■ OBJECTIVE ■
Where the string "湛江期末" occurs in the material below, report the whole line.

Entries from a dataset:
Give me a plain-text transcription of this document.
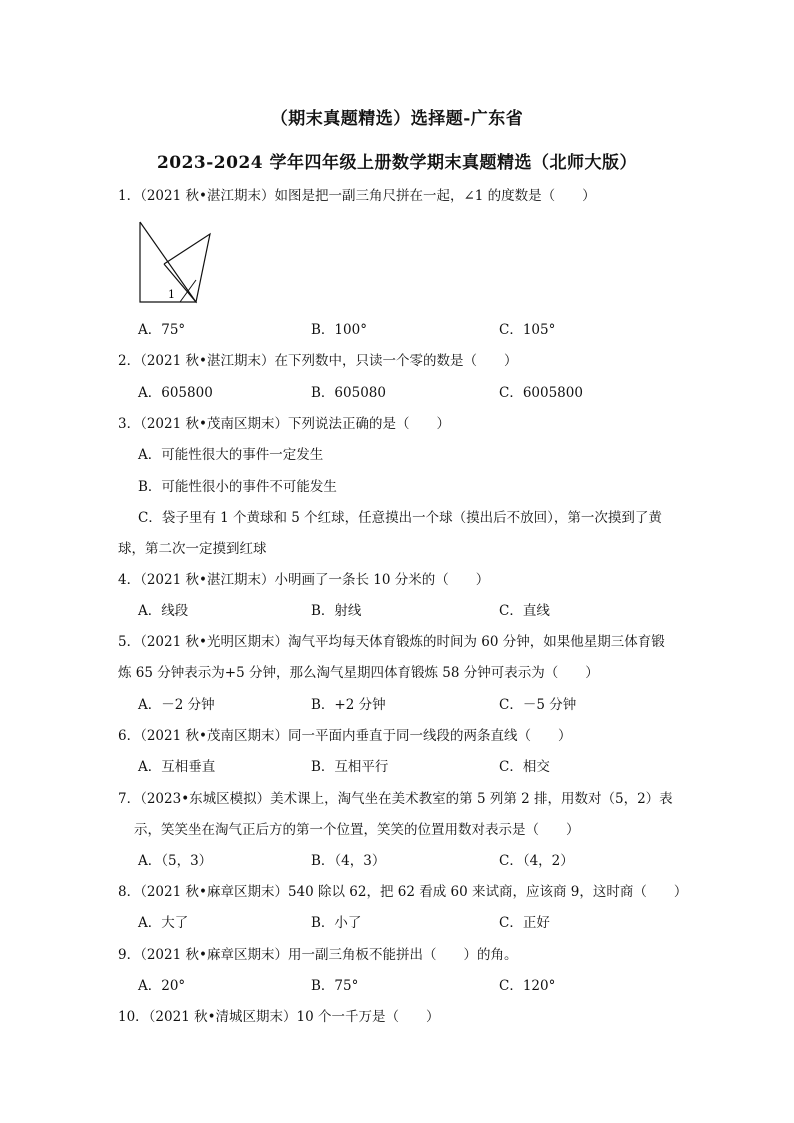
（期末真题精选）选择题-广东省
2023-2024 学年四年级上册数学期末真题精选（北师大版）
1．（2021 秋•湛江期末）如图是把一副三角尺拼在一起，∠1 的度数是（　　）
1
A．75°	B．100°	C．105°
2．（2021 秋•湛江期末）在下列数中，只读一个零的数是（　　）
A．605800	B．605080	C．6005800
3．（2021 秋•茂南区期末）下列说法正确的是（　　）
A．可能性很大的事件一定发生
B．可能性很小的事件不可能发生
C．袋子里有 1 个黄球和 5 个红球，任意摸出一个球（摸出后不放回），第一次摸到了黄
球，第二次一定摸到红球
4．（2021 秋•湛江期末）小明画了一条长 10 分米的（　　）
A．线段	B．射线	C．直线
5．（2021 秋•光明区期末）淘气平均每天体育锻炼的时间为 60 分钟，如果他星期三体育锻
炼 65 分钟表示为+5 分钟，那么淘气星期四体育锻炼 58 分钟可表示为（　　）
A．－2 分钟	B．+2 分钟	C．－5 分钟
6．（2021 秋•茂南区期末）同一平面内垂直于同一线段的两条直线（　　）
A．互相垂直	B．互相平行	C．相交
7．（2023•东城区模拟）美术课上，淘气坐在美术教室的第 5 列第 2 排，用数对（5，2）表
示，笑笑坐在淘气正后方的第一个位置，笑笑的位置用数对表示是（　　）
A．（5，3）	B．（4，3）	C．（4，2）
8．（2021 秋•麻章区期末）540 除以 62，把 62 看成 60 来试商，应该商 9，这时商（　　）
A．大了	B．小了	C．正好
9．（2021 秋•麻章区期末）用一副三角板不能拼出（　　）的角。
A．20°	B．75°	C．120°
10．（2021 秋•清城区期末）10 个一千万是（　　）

■ OUTPUT BELOW ■
1．（2021 秋•湛江期末）如图是把一副三角尺拼在一起，∠1 的度数是（　　）
2．（2021 秋•湛江期末）在下列数中，只读一个零的数是（　　）
4．（2021 秋•湛江期末）小明画了一条长 10 分米的（　　）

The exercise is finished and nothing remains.